══ Input rows ══
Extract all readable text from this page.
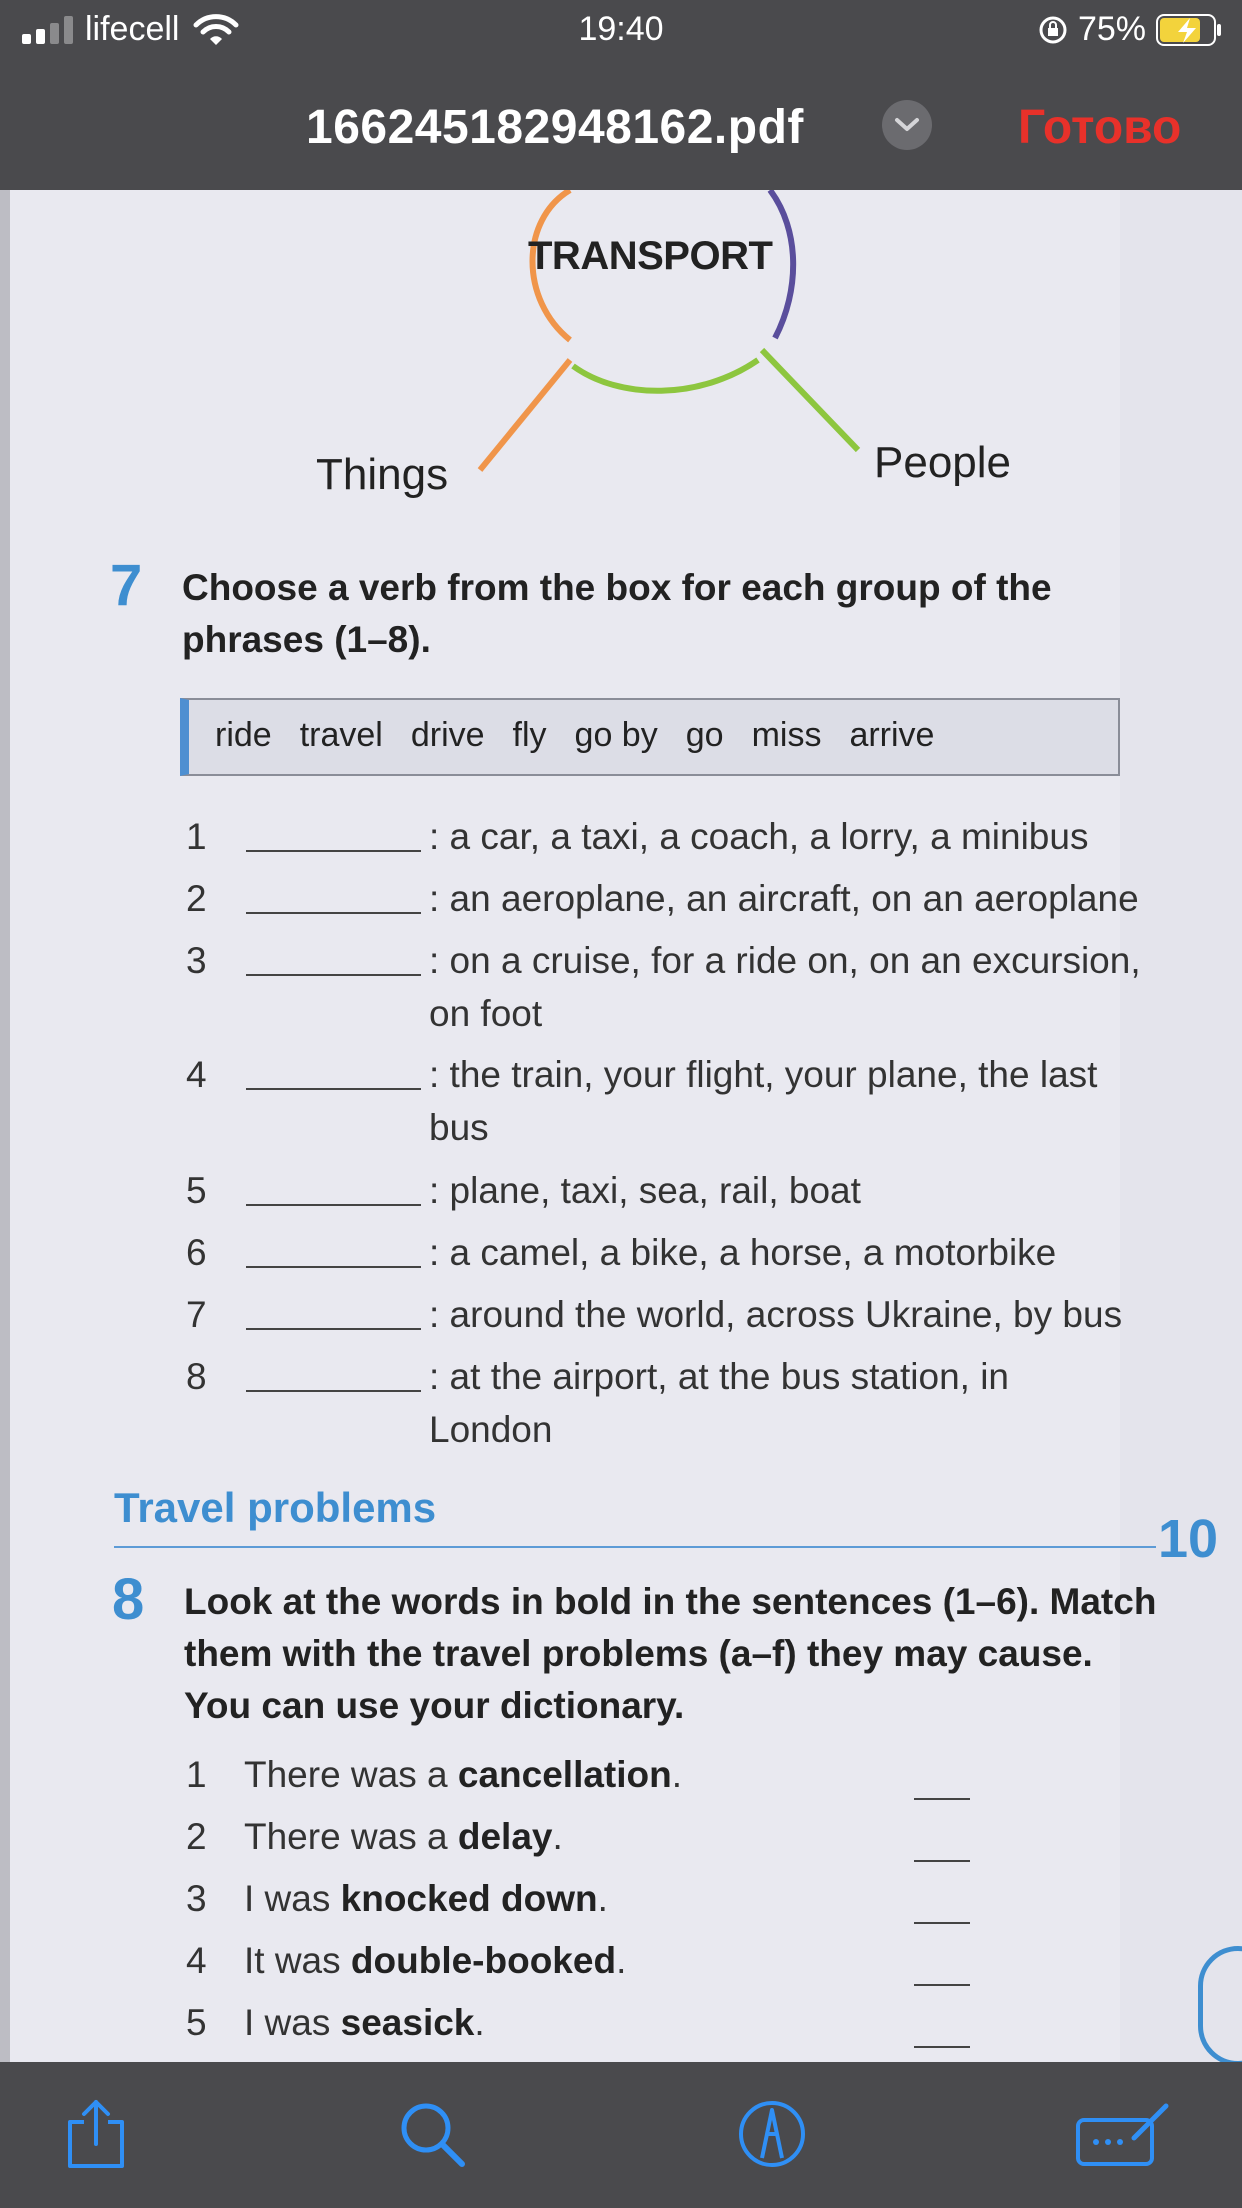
lifecell	19:40	75%
166245182948162.pdf	Готово
TRANSPORT
Things	People
7 Choose a verb from the box for each group of the phrases (1–8).
ride travel drive fly go by go miss arrive
1	: a car, a taxi, a coach, a lorry, a minibus
2	: an aeroplane, an aircraft, on an aeroplane
3	: on a cruise, for a ride on, on an excursion, on foot
4	: the train, your flight, your plane, the last bus
5	: plane, taxi, sea, rail, boat
6	: a camel, a bike, a horse, a motorbike
7	: around the world, across Ukraine, by bus
8	: at the airport, at the bus station, in London
Travel problems
10
8 Look at the words in bold in the sentences (1–6). Match them with the travel problems (a–f) they may cause. You can use your dictionary.
1 There was a cancellation.
2 There was a delay.
3 I was knocked down.
4 It was double-booked.
5 I was seasick.
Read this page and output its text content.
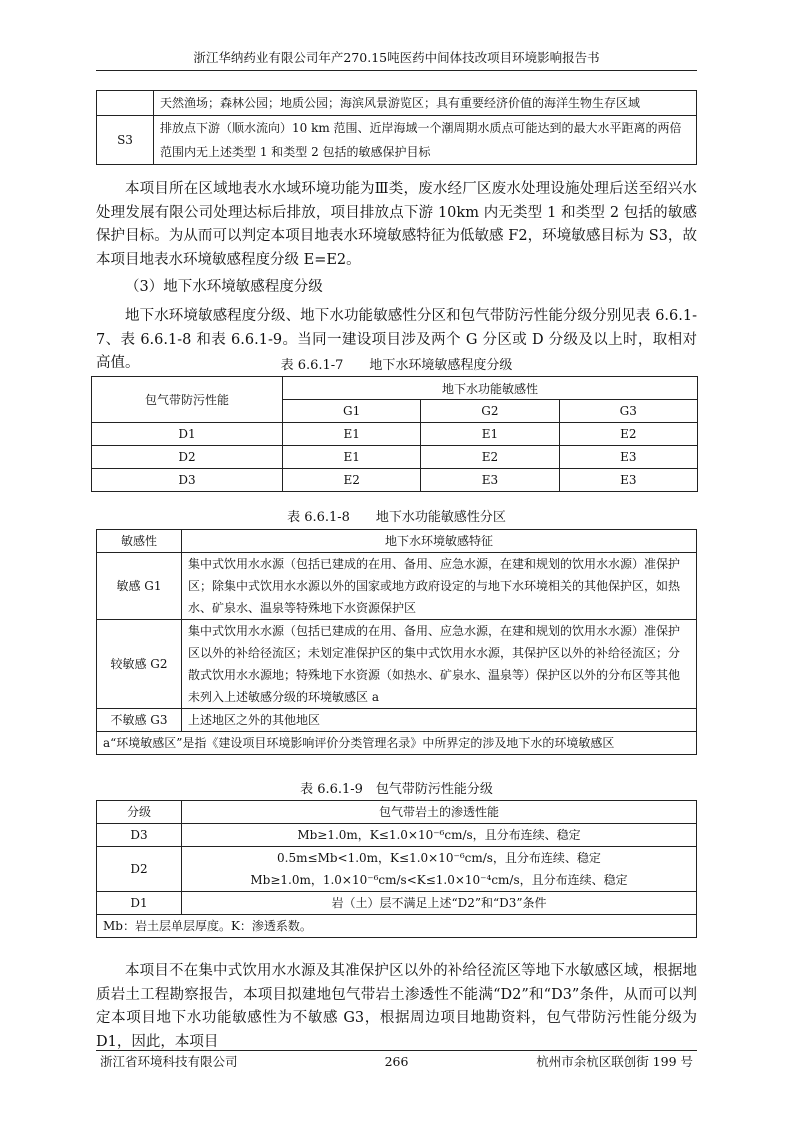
浙江华纳药业有限公司年产270.15吨医药中间体技改项目环境影响报告书
	天然渔场；森林公园；地质公园；海滨风景游览区；具有重要经济价值的海洋生物生存区域
S3	排放点下游（顺水流向）10 km 范围、近岸海域一个潮周期水质点可能达到的最大水平距离的两倍范围内无上述类型 1 和类型 2 包括的敏感保护目标

本项目所在区域地表水水域环境功能为Ⅲ类，废水经厂区废水处理设施处理后送至绍兴水处理发展有限公司处理达标后排放，项目排放点下游 10km 内无类型 1 和类型 2 包括的敏感保护目标。为从而可以判定本项目地表水环境敏感特征为低敏感 F2，环境敏感目标为 S3，故本项目地表水环境敏感程度分级 E=E2。

（3）地下水环境敏感程度分级

地下水环境敏感程度分级、地下水功能敏感性分区和包气带防污性能分级分别见表 6.6.1-7、表 6.6.1-8 和表 6.6.1-9。当同一建设项目涉及两个 G 分区或 D 分级及以上时，取相对高值。	表 6.6.1-7　　地下水环境敏感程度分级
包气带防污性能	地下水功能敏感性		
	G1	G2	G3
D1	E1	E1	E2
D2	E1	E2	E3
D3	E2	E3	E3
表 6.6.1-8　　地下水功能敏感性分区
敏感性	地下水环境敏感特征
敏感 G1	集中式饮用水水源（包括已建成的在用、备用、应急水源，在建和规划的饮用水水源）准保护区；除集中式饮用水水源以外的国家或地方政府设定的与地下水环境相关的其他保护区，如热水、矿泉水、温泉等特殊地下水资源保护区
较敏感 G2	集中式饮用水水源（包括已建成的在用、备用、应急水源，在建和规划的饮用水水源）准保护区以外的补给径流区；未划定准保护区的集中式饮用水水源，其保护区以外的补给径流区；分散式饮用水水源地；特殊地下水资源（如热水、矿泉水、温泉等）保护区以外的分布区等其他未列入上述敏感分级的环境敏感区 a
不敏感 G3	上述地区之外的其他地区
a“环境敏感区”是指《建设项目环境影响评价分类管理名录》中所界定的涉及地下水的环境敏感区	
表 6.6.1-9　包气带防污性能分级
分级	包气带岩土的渗透性能
D3	Mb≥1.0m，K≤1.0×10⁻⁶cm/s，且分布连续、稳定
D2	0.5m≤Mb<1.0m，K≤1.0×10⁻⁶cm/s，且分布连续、稳定
	Mb≥1.0m，1.0×10⁻⁶cm/s<K≤1.0×10⁻⁴cm/s，且分布连续、稳定
D1	岩（土）层不满足上述“D2”和“D3”条件
Mb：岩土层单层厚度。K：渗透系数。	

本项目不在集中式饮用水水源及其准保护区以外的补给径流区等地下水敏感区域，根据地质岩土工程勘察报告，本项目拟建地包气带岩土渗透性不能满“D2”和“D3”条件，从而可以判定本项目地下水功能敏感性为不敏感 G3，根据周边项目地勘资料，包气带防污性能分级为 D1，因此，本项目

266
浙江省环境科技有限公司	杭州市余杭区联创街 199 号
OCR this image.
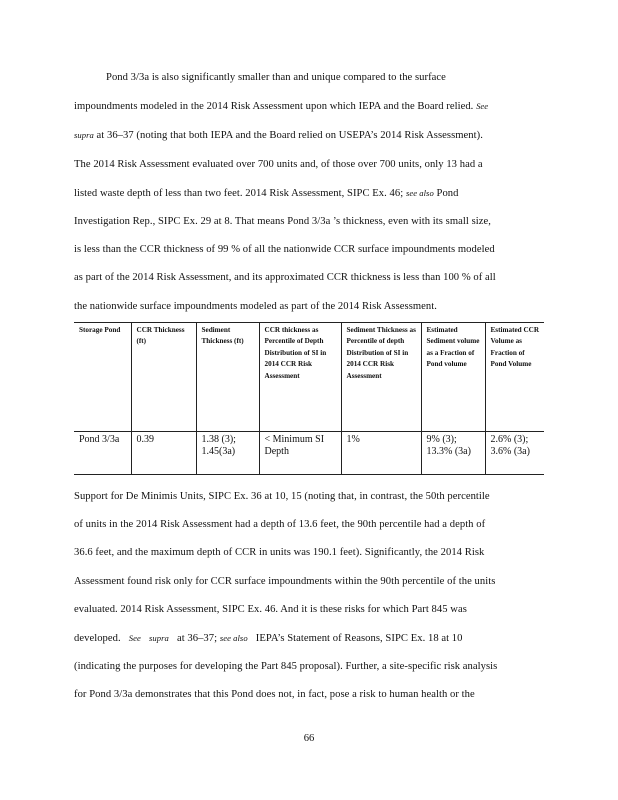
Pond 3/3a is also significantly smaller than and unique compared to the surface
impoundments modeled in the 2014 Risk Assessment upon which IEPA and the Board relied. See
supra at 36–37 (noting that both IEPA and the Board relied on USEPA’s 2014 Risk Assessment).
The 2014 Risk Assessment evaluated over 700 units and, of those over 700 units, only 13 had a
listed waste depth of less than two feet. 2014 Risk Assessment, SIPC Ex. 46; see also Pond
Investigation Rep., SIPC Ex. 29 at 8. That means Pond 3/3a ’s thickness, even with its small size,
is less than the CCR thickness of 99 % of all the nationwide CCR surface impoundments modeled
as part of the 2014 Risk Assessment, and its approximated CCR thickness is less than 100 % of all
the nationwide surface impoundments modeled as part of the 2014 Risk Assessment.
Storage Pond	CCR Thickness (ft)	Sediment Thickness (ft)	CCR thickness as Percentile of Depth Distribution of SI in 2014 CCR Risk Assessment	Sediment Thickness as Percentile of depth Distribution of SI in 2014 CCR Risk Assessment	Estimated Sediment volume as a Fraction of Pond volume	Estimated CCR Volume as Fraction of Pond Volume
Pond 3/3a	0.39	1.38 (3); 1.45(3a)	< Minimum SI Depth	1%	9% (3); 13.3% (3a)	2.6% (3); 3.6% (3a)
Support for De Minimis Units, SIPC Ex. 36 at 10, 15 (noting that, in contrast, the 50th percentile
of units in the 2014 Risk Assessment had a depth of 13.6 feet, the 90th percentile had a depth of
36.6 feet, and the maximum depth of CCR in units was 190.1 feet). Significantly, the 2014 Risk
Assessment found risk only for CCR surface impoundments within the 90th percentile of the units
evaluated. 2014 Risk Assessment, SIPC Ex. 46. And it is these risks for which Part 845 was
developed. See supra at 36–37; see also IEPA’s Statement of Reasons, SIPC Ex. 18 at 10
(indicating the purposes for developing the Part 845 proposal). Further, a site-specific risk analysis
for Pond 3/3a demonstrates that this Pond does not, in fact, pose a risk to human health or the
66
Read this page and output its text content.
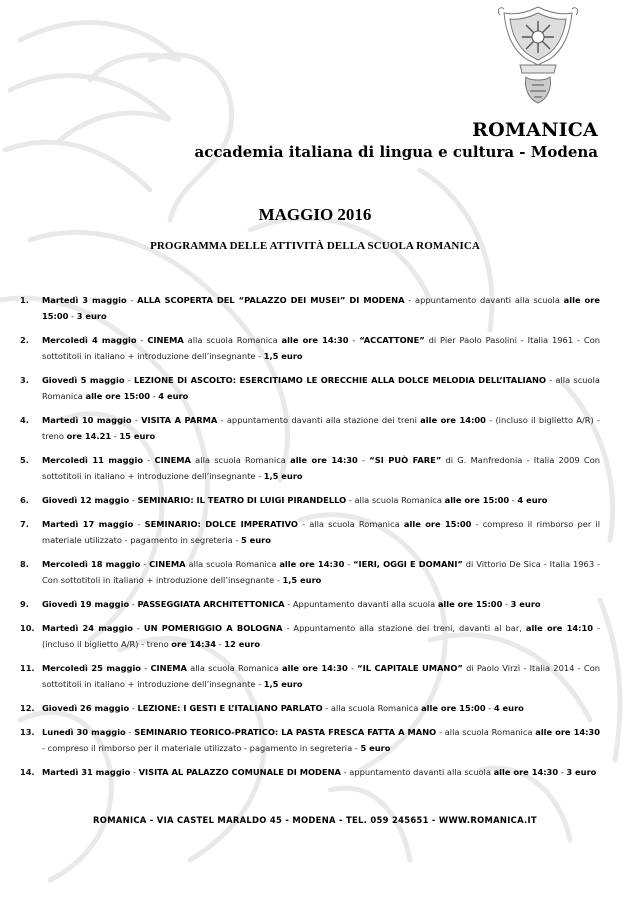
ROMANICA
accademia italiana di lingua e cultura - Modena
MAGGIO 2016
PROGRAMMA DELLE ATTIVITÀ DELLA SCUOLA ROMANICA
1.	Martedì 3 maggio - ALLA SCOPERTA DEL “PALAZZO DEI MUSEI” DI MODENA - appuntamento davanti alla scuola alle ore 15:00 - 3 euro
2.	Mercoledì 4 maggio - CINEMA alla scuola Romanica alle ore 14:30 - “ACCATTONE” di Pier Paolo Pasolini - Italia 1961 - Con sottotitoli in italiano + introduzione dell’insegnante - 1,5 euro
3.	Giovedì 5 maggio - LEZIONE DI ASCOLTO: ESERCITIAMO LE ORECCHIE ALLA DOLCE MELODIA DELL’ITALIANO - alla scuola Romanica alle ore 15:00 - 4 euro
4.	Martedì 10 maggio - VISITA A PARMA - appuntamento davanti alla stazione dei treni alle ore 14:00 - (incluso il biglietto A/R) - treno ore 14.21 - 15 euro
5.	Mercoledì 11 maggio - CINEMA alla scuola Romanica alle ore 14:30 - “SI PUÒ FARE” di G. Manfredonia - Italia 2009 Con sottotitoli in italiano + introduzione dell’insegnante - 1,5 euro
6.	Giovedì 12 maggio - SEMINARIO: IL TEATRO DI LUIGI PIRANDELLO - alla scuola Romanica alle ore 15:00 - 4 euro
7.	Martedì 17 maggio - SEMINARIO: DOLCE IMPERATIVO - alla scuola Romanica alle ore 15:00 - compreso il rimborso per il materiale utilizzato - pagamento in segreteria - 5 euro
8.	Mercoledì 18 maggio - CINEMA alla scuola Romanica alle ore 14:30 - “IERI, OGGI E DOMANI” di Vittorio De Sica - Italia 1963 - Con sottotitoli in italiano + introduzione dell’insegnante - 1,5 euro
9.	Giovedì 19 maggio - PASSEGGIATA ARCHITETTONICA - Appuntamento davanti alla scuola alle ore 15:00 - 3 euro
10. Martedì 24 maggio - UN POMERIGGIO A BOLOGNA - Appuntamento alla stazione dei treni, davanti al bar, alle ore 14:10 - (incluso il biglietto A/R) - treno ore 14:34 - 12 euro
11. Mercoledì 25 maggio - CINEMA alla scuola Romanica alle ore 14:30 - “IL CAPITALE UMANO” di Paolo Virzì - Italia 2014 - Con sottotitoli in italiano + introduzione dell’insegnante - 1,5 euro
12. Giovedì 26 maggio - LEZIONE: I GESTI E L’ITALIANO PARLATO - alla scuola Romanica alle ore 15:00 - 4 euro
13. Lunedì 30 maggio - SEMINARIO TEORICO-PRATICO: LA PASTA FRESCA FATTA A MANO - alla scuola Romanica alle ore 14:30 - compreso il rimborso per il materiale utilizzato - pagamento in segreteria - 5 euro
14. Martedì 31 maggio - VISITA AL PALAZZO COMUNALE DI MODENA - appuntamento davanti alla scuola alle ore 14:30 - 3 euro
ROMANICA - VIA CASTEL MARALDO 45 - MODENA - TEL. 059 245651 - WWW.ROMANICA.IT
═══
Instructions for the task:
Gather each line that holds "modeled".

Solution to this exercise:
impoundments modeled in the 2014 Risk Assessment upon which IEPA and the Board relied. See
is less than the CCR thickness of 99 % of all the nationwide CCR surface impoundments modeled
the nationwide surface impoundments modeled as part of the 2014 Risk Assessment.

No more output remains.